[Rows from a figure dataset]
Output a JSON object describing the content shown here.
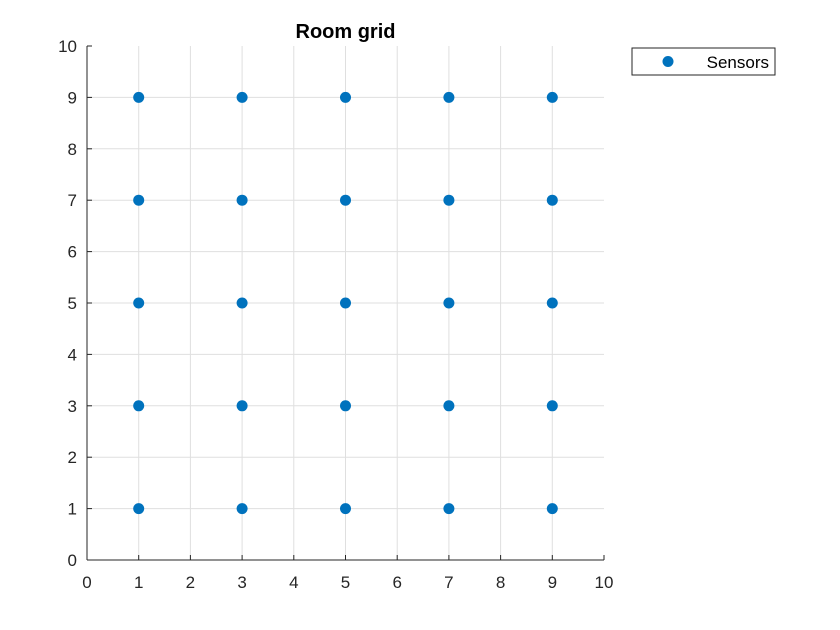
{
  "chart_data": {
    "type": "scatter",
    "title": "Room grid",
    "xlabel": "",
    "ylabel": "",
    "xlim": [
      0,
      10
    ],
    "ylim": [
      0,
      10
    ],
    "xticks": [
      0,
      1,
      2,
      3,
      4,
      5,
      6,
      7,
      8,
      9,
      10
    ],
    "yticks": [
      0,
      1,
      2,
      3,
      4,
      5,
      6,
      7,
      8,
      9,
      10
    ],
    "grid": true,
    "legend_position": "outside-top-right",
    "series": [
      {
        "name": "Sensors",
        "color": "#0072BD",
        "marker": "circle",
        "points": [
          {
            "x": 1,
            "y": 1
          },
          {
            "x": 1,
            "y": 3
          },
          {
            "x": 1,
            "y": 5
          },
          {
            "x": 1,
            "y": 7
          },
          {
            "x": 1,
            "y": 9
          },
          {
            "x": 3,
            "y": 1
          },
          {
            "x": 3,
            "y": 3
          },
          {
            "x": 3,
            "y": 5
          },
          {
            "x": 3,
            "y": 7
          },
          {
            "x": 3,
            "y": 9
          },
          {
            "x": 5,
            "y": 1
          },
          {
            "x": 5,
            "y": 3
          },
          {
            "x": 5,
            "y": 5
          },
          {
            "x": 5,
            "y": 7
          },
          {
            "x": 5,
            "y": 9
          },
          {
            "x": 7,
            "y": 1
          },
          {
            "x": 7,
            "y": 3
          },
          {
            "x": 7,
            "y": 5
          },
          {
            "x": 7,
            "y": 7
          },
          {
            "x": 7,
            "y": 9
          },
          {
            "x": 9,
            "y": 1
          },
          {
            "x": 9,
            "y": 3
          },
          {
            "x": 9,
            "y": 5
          },
          {
            "x": 9,
            "y": 7
          },
          {
            "x": 9,
            "y": 9
          }
        ]
      }
    ]
  }
}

What you will do. Output the lines above in full and exactly as given, omitting any pictures.

Final result.
Output a JSON object describing the content shown here.
{
  "chart_data": {
    "type": "scatter",
    "title": "Room grid",
    "xlabel": "",
    "ylabel": "",
    "xlim": [
      0,
      10
    ],
    "ylim": [
      0,
      10
    ],
    "xticks": [
      0,
      1,
      2,
      3,
      4,
      5,
      6,
      7,
      8,
      9,
      10
    ],
    "yticks": [
      0,
      1,
      2,
      3,
      4,
      5,
      6,
      7,
      8,
      9,
      10
    ],
    "grid": true,
    "legend_position": "outside-top-right",
    "series": [
      {
        "name": "Sensors",
        "color": "#0072BD",
        "marker": "circle",
        "points": [
          {
            "x": 1,
            "y": 1
          },
          {
            "x": 1,
            "y": 3
          },
          {
            "x": 1,
            "y": 5
          },
          {
            "x": 1,
            "y": 7
          },
          {
            "x": 1,
            "y": 9
          },
          {
            "x": 3,
            "y": 1
          },
          {
            "x": 3,
            "y": 3
          },
          {
            "x": 3,
            "y": 5
          },
          {
            "x": 3,
            "y": 7
          },
          {
            "x": 3,
            "y": 9
          },
          {
            "x": 5,
            "y": 1
          },
          {
            "x": 5,
            "y": 3
          },
          {
            "x": 5,
            "y": 5
          },
          {
            "x": 5,
            "y": 7
          },
          {
            "x": 5,
            "y": 9
          },
          {
            "x": 7,
            "y": 1
          },
          {
            "x": 7,
            "y": 3
          },
          {
            "x": 7,
            "y": 5
          },
          {
            "x": 7,
            "y": 7
          },
          {
            "x": 7,
            "y": 9
          },
          {
            "x": 9,
            "y": 1
          },
          {
            "x": 9,
            "y": 3
          },
          {
            "x": 9,
            "y": 5
          },
          {
            "x": 9,
            "y": 7
          },
          {
            "x": 9,
            "y": 9
          }
        ]
      }
    ]
  }
}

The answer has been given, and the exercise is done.